### TASK DIRECTIONS
Copy every record word for word.

### DATA ENTRIES
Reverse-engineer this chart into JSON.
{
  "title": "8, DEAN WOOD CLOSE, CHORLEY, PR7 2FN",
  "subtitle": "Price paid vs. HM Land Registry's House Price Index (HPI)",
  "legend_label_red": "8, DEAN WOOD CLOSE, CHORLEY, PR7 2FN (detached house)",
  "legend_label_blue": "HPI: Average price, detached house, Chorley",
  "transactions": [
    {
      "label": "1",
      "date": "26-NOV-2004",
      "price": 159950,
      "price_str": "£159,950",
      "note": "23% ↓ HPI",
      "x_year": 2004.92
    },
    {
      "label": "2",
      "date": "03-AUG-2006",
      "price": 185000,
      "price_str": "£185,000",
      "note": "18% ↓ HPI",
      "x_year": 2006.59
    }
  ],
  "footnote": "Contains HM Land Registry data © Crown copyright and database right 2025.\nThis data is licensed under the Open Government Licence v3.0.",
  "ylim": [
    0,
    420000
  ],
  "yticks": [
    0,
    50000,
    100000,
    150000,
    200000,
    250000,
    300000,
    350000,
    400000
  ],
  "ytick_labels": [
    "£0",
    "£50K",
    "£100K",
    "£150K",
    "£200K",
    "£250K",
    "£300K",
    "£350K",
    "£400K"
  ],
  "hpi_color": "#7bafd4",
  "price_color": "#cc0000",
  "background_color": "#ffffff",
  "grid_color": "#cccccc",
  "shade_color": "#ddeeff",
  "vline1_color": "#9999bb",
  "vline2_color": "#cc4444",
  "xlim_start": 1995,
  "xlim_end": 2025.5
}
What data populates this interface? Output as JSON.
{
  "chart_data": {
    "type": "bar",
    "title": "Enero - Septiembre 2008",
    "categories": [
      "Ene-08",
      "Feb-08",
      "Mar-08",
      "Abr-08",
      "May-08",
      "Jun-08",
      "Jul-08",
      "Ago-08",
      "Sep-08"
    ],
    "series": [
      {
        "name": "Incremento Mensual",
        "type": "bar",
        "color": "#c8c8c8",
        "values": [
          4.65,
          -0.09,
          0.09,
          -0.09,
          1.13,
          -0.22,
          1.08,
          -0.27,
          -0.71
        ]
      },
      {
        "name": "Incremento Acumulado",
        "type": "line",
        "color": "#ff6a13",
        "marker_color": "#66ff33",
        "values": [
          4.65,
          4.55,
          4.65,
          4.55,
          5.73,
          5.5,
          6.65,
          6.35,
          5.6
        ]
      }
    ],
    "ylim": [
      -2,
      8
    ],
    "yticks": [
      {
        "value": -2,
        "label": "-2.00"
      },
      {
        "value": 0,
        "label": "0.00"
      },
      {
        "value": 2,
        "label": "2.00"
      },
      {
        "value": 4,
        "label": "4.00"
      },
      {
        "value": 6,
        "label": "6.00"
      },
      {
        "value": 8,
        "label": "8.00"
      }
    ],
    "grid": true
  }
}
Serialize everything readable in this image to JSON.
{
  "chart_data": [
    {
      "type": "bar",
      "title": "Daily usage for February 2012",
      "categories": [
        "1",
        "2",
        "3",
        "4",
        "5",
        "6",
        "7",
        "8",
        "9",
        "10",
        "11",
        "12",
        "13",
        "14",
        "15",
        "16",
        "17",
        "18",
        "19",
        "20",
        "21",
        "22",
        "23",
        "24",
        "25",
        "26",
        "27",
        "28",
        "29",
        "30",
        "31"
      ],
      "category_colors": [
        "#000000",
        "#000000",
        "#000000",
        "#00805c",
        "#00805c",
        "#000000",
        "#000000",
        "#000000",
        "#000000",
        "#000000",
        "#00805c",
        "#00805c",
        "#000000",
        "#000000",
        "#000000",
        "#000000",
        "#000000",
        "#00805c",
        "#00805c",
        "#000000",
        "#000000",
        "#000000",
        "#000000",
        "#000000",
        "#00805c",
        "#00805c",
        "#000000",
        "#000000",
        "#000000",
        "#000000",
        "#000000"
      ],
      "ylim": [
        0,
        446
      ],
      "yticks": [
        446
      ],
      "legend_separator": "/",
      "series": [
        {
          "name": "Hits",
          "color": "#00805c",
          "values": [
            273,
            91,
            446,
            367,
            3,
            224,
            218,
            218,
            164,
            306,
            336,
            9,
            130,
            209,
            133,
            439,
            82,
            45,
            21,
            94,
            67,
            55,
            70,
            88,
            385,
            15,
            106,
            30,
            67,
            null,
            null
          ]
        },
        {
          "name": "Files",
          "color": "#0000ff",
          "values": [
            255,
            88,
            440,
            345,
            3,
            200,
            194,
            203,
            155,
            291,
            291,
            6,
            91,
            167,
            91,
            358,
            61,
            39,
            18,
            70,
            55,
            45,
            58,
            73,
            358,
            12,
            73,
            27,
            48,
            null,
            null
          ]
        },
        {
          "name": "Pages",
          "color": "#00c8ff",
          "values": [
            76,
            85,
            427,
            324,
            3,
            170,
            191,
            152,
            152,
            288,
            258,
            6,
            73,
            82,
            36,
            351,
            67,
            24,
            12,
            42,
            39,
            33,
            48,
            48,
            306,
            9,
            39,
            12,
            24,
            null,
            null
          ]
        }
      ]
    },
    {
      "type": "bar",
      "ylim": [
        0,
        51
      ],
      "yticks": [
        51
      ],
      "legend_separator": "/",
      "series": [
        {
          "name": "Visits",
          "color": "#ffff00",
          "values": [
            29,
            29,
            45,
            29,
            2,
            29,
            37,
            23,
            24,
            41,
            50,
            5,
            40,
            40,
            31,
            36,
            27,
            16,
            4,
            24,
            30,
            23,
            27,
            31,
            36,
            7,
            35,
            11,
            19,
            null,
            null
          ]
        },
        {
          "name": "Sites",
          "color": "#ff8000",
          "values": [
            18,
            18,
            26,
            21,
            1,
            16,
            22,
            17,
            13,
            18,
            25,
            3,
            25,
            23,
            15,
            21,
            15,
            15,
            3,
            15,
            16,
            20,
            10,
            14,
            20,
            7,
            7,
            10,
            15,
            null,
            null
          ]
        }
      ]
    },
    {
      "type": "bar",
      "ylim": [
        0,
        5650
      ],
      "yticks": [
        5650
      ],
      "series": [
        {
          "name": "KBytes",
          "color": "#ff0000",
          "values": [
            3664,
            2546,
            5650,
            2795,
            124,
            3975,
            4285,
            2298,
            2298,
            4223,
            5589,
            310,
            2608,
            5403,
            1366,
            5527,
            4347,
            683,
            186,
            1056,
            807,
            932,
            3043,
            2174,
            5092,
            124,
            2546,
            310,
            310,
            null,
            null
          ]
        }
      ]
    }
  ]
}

### RESULT
Reverse-engineer this chart into JSON.
{
  "title": "8, DEAN WOOD CLOSE, CHORLEY, PR7 2FN",
  "subtitle": "Price paid vs. HM Land Registry's House Price Index (HPI)",
  "legend_label_red": "8, DEAN WOOD CLOSE, CHORLEY, PR7 2FN (detached house)",
  "legend_label_blue": "HPI: Average price, detached house, Chorley",
  "transactions": [
    {
      "label": "1",
      "date": "26-NOV-2004",
      "price": 159950,
      "price_str": "£159,950",
      "note": "23% ↓ HPI",
      "x_year": 2004.92
    },
    {
      "label": "2",
      "date": "03-AUG-2006",
      "price": 185000,
      "price_str": "£185,000",
      "note": "18% ↓ HPI",
      "x_year": 2006.59
    }
  ],
  "footnote": "Contains HM Land Registry data © Crown copyright and database right 2025.\nThis data is licensed under the Open Government Licence v3.0.",
  "ylim": [
    0,
    420000
  ],
  "yticks": [
    0,
    50000,
    100000,
    150000,
    200000,
    250000,
    300000,
    350000,
    400000
  ],
  "ytick_labels": [
    "£0",
    "£50K",
    "£100K",
    "£150K",
    "£200K",
    "£250K",
    "£300K",
    "£350K",
    "£400K"
  ],
  "hpi_color": "#7bafd4",
  "price_color": "#cc0000",
  "background_color": "#ffffff",
  "grid_color": "#cccccc",
  "shade_color": "#ddeeff",
  "vline1_color": "#9999bb",
  "vline2_color": "#cc4444",
  "xlim_start": 1995,
  "xlim_end": 2025.5
}
What data populates this interface? Output as JSON.
{
  "chart_data": {
    "type": "bar",
    "title": "Enero - Septiembre 2008",
    "categories": [
      "Ene-08",
      "Feb-08",
      "Mar-08",
      "Abr-08",
      "May-08",
      "Jun-08",
      "Jul-08",
      "Ago-08",
      "Sep-08"
    ],
    "series": [
      {
        "name": "Incremento Mensual",
        "type": "bar",
        "color": "#c8c8c8",
        "values": [
          4.65,
          -0.09,
          0.09,
          -0.09,
          1.13,
          -0.22,
          1.08,
          -0.27,
          -0.71
        ]
      },
      {
        "name": "Incremento Acumulado",
        "type": "line",
        "color": "#ff6a13",
        "marker_color": "#66ff33",
        "values": [
          4.65,
          4.55,
          4.65,
          4.55,
          5.73,
          5.5,
          6.65,
          6.35,
          5.6
        ]
      }
    ],
    "ylim": [
      -2,
      8
    ],
    "yticks": [
      {
        "value": -2,
        "label": "-2.00"
      },
      {
        "value": 0,
        "label": "0.00"
      },
      {
        "value": 2,
        "label": "2.00"
      },
      {
        "value": 4,
        "label": "4.00"
      },
      {
        "value": 6,
        "label": "6.00"
      },
      {
        "value": 8,
        "label": "8.00"
      }
    ],
    "grid": true
  }
}
Serialize everything readable in this image to JSON.
{
  "chart_data": [
    {
      "type": "bar",
      "title": "Daily usage for February 2012",
      "categories": [
        "1",
        "2",
        "3",
        "4",
        "5",
        "6",
        "7",
        "8",
        "9",
        "10",
        "11",
        "12",
        "13",
        "14",
        "15",
        "16",
        "17",
        "18",
        "19",
        "20",
        "21",
        "22",
        "23",
        "24",
        "25",
        "26",
        "27",
        "28",
        "29",
        "30",
        "31"
      ],
      "category_colors": [
        "#000000",
        "#000000",
        "#000000",
        "#00805c",
        "#00805c",
        "#000000",
        "#000000",
        "#000000",
        "#000000",
        "#000000",
        "#00805c",
        "#00805c",
        "#000000",
        "#000000",
        "#000000",
        "#000000",
        "#000000",
        "#00805c",
        "#00805c",
        "#000000",
        "#000000",
        "#000000",
        "#000000",
        "#000000",
        "#00805c",
        "#00805c",
        "#000000",
        "#000000",
        "#000000",
        "#000000",
        "#000000"
      ],
      "ylim": [
        0,
        446
      ],
      "yticks": [
        446
      ],
      "legend_separator": "/",
      "series": [
        {
          "name": "Hits",
          "color": "#00805c",
          "values": [
            273,
            91,
            446,
            367,
            3,
            224,
            218,
            218,
            164,
            306,
            336,
            9,
            130,
            209,
            133,
            439,
            82,
            45,
            21,
            94,
            67,
            55,
            70,
            88,
            385,
            15,
            106,
            30,
            67,
            null,
            null
          ]
        },
        {
          "name": "Files",
          "color": "#0000ff",
          "values": [
            255,
            88,
            440,
            345,
            3,
            200,
            194,
            203,
            155,
            291,
            291,
            6,
            91,
            167,
            91,
            358,
            61,
            39,
            18,
            70,
            55,
            45,
            58,
            73,
            358,
            12,
            73,
            27,
            48,
            null,
            null
          ]
        },
        {
          "name": "Pages",
          "color": "#00c8ff",
          "values": [
            76,
            85,
            427,
            324,
            3,
            170,
            191,
            152,
            152,
            288,
            258,
            6,
            73,
            82,
            36,
            351,
            67,
            24,
            12,
            42,
            39,
            33,
            48,
            48,
            306,
            9,
            39,
            12,
            24,
            null,
            null
          ]
        }
      ]
    },
    {
      "type": "bar",
      "ylim": [
        0,
        51
      ],
      "yticks": [
        51
      ],
      "legend_separator": "/",
      "series": [
        {
          "name": "Visits",
          "color": "#ffff00",
          "values": [
            29,
            29,
            45,
            29,
            2,
            29,
            37,
            23,
            24,
            41,
            50,
            5,
            40,
            40,
            31,
            36,
            27,
            16,
            4,
            24,
            30,
            23,
            27,
            31,
            36,
            7,
            35,
            11,
            19,
            null,
            null
          ]
        },
        {
          "name": "Sites",
          "color": "#ff8000",
          "values": [
            18,
            18,
            26,
            21,
            1,
            16,
            22,
            17,
            13,
            18,
            25,
            3,
            25,
            23,
            15,
            21,
            15,
            15,
            3,
            15,
            16,
            20,
            10,
            14,
            20,
            7,
            7,
            10,
            15,
            null,
            null
          ]
        }
      ]
    },
    {
      "type": "bar",
      "ylim": [
        0,
        5650
      ],
      "yticks": [
        5650
      ],
      "series": [
        {
          "name": "KBytes",
          "color": "#ff0000",
          "values": [
            3664,
            2546,
            5650,
            2795,
            124,
            3975,
            4285,
            2298,
            2298,
            4223,
            5589,
            310,
            2608,
            5403,
            1366,
            5527,
            4347,
            683,
            186,
            1056,
            807,
            932,
            3043,
            2174,
            5092,
            124,
            2546,
            310,
            310,
            null,
            null
          ]
        }
      ]
    }
  ]
}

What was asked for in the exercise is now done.